I believe above results can shed a light on the cause of the problem.
Depending on how tied you are to the current solution, if you prefer a zero trust RDP solution with no need for VPN and all the split-tunneling headaches and zero firewall exposure, you may want to take a look at TruGrid SecureRDP. It does RDS farm without any of the complexities of RDS roles and also includes RemoteApp. It also supports AD, Entra ID, and Hybrid AD / Entra ID.
Thanks for the response. Apologies for the confusing description.
This issue isn’t limited to VPN, but to answer your question re split tunnel config - We’re using Always On VPN via Microsoft RRAS, config deployed via Intune. The tunnel routing is an explicit list of IP ranges, primarily the internal network ranges and other things that ‘have’ to route back via HQ, none of which include the problematic RD GW.
The RD GW in question is hosted by a 3rd party. Users login via the web front end, download the appropriate RDP that is pre-configured for the expected RemoteApp, including the expected RD GW bits. However, trying to connect when on our internal network from a domain-joined machine (doesn’t happen with a non-domain machine), RDC seems to ignore the RD GW, which I assume is because it thinks it can route to the remote server without the GW, which in turn makes no sense because it can’t, leading to our confusion/frustration :-/
The RD GW consistently works, pings fine, resolves to the same public IP. Access to it has been whitelisted, bypassing any SSL inspection web filtering etc. When the connection fails is when RDC decides to bypass the RD GW, but we can’t figure out why it does so given that the Broker is not available without it.
Thanks for the tip re TruGrid, but this isn’t our solution, it’s a 3rd party.
On your computer in the office what does tracert show you for a route to connection broker and gateway?
What does DNS show you for the connection broker and the gateway?
GW: Resolves as expected to the public IP of the 3rd party. Tracert as expected.
CB: No DNS, and therefore no tracert.
Removing the “Bypass Gateway for local addresses” option forces it to work, but leaving it on for some reason continues to fail, despite the CB not resolving to anything.
That is very strange that you would need to go into the advanced and uncheck the bypass gateway for local addresses since you are resolving to the public IP
Indeed! Really scratching our heads on this one.
Where VPN comes in, is that when working remote we get the same while VPN is connected (even though tracert takes you out of your own internet due to split tunnel and DNS resolves the same). Disconnecting VPN helps it work. You’d think it might be something weird with domain/internal DNS or something, but other devices using the same DNS are fine. Maybe GPO? Can’t find anything obvious, and exclusions haven’t helped 
The only similar situation I’ve found online is a bit dated and the fix suggests issue with LmCompatibility, but ours are all good as far as I can tell.
I’m not sure how you have structured your AD but assume you have a test OU that is blocked by any GPO being applied?
If you do, get a computer and join to the domain, move to that blocked OU where no GPOs are. Also create a test user and move to OU where all GPOs are blocked. From there see if it works as you would expect. If it does start adding in a GPO to the computer one at a time. If all works, then start adding in user GPOs (though would think it would computer GPO causing the issue vs user).
When you figure out the resolution, post up here so I can learn something.

* [Dataset entries]:
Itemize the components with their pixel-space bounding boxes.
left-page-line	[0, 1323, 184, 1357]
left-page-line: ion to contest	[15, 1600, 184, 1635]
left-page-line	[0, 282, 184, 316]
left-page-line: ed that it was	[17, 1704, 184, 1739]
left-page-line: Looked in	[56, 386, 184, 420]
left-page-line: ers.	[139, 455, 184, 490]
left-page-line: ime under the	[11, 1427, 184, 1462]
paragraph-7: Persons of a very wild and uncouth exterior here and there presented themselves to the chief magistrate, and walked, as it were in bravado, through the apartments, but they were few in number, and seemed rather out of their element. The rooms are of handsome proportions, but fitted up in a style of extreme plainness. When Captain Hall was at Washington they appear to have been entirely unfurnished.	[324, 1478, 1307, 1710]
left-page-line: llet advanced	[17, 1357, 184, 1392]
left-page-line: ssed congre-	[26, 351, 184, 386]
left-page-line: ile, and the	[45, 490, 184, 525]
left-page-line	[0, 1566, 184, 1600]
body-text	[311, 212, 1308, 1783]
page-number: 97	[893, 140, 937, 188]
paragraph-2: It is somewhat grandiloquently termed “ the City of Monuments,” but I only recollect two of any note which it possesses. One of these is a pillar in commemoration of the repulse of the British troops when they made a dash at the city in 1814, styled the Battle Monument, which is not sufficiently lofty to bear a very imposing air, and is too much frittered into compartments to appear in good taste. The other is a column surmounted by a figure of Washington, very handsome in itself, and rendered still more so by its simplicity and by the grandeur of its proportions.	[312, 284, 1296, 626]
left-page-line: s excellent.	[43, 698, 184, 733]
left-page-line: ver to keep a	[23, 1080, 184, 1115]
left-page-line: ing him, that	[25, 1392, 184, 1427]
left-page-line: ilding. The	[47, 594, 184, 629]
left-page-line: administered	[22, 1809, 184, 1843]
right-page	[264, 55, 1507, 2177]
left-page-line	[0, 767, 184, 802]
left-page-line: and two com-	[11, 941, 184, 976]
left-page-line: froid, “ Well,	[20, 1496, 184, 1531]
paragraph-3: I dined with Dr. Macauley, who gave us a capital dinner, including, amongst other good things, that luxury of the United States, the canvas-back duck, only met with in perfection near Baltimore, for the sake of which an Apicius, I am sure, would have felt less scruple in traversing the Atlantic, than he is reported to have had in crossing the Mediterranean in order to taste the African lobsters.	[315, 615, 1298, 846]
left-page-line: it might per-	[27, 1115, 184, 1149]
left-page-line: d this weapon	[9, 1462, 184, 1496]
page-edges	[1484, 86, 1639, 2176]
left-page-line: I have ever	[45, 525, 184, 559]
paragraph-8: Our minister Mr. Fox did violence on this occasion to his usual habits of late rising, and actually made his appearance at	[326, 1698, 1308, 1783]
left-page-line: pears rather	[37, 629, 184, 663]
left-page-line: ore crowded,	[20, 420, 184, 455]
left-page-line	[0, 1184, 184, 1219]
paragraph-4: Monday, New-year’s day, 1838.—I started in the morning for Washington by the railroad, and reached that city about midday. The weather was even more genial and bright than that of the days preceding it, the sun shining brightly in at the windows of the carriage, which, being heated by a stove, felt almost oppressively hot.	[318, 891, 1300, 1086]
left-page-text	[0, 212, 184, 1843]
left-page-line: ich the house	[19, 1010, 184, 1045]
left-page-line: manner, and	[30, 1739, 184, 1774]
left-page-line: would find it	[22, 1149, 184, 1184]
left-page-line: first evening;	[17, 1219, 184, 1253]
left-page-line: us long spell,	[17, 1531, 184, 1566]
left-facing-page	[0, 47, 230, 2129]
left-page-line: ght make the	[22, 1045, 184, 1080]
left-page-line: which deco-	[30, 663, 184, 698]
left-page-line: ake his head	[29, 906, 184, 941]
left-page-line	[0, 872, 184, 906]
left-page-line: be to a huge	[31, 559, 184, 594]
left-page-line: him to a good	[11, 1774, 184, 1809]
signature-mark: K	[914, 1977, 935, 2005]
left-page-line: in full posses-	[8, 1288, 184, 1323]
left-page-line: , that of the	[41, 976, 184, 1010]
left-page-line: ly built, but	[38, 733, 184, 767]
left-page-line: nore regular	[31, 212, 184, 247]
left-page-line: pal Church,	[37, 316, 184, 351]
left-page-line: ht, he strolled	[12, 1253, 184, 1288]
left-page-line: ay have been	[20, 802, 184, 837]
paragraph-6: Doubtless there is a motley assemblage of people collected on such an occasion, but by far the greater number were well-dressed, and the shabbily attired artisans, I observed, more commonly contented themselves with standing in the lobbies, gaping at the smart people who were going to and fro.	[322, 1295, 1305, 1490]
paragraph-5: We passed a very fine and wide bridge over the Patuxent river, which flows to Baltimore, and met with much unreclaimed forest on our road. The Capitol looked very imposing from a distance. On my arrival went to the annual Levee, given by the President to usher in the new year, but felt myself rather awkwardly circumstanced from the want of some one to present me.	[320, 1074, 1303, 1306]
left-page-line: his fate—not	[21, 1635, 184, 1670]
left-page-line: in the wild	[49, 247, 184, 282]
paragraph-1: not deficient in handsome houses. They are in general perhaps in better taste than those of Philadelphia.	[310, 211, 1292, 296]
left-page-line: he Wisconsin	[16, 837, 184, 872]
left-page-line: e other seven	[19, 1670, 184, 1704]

* [Problem to solve]: Retype the part of the Remote Desktop gateway discussion starting at "If you do, get" and ending at "issue vs user).", keeping every word and punctuation mark unchanged.

* [Answer to this task]:
If you do, get a computer and join to the domain, move to that blocked OU where no GPOs are. Also create a test user and move to OU where all GPOs are blocked. From there see if it works as you would expect. If it does start adding in a GPO to the computer one at a time. If all works, then start adding in user GPOs (though would think it would computer GPO causing the issue vs user).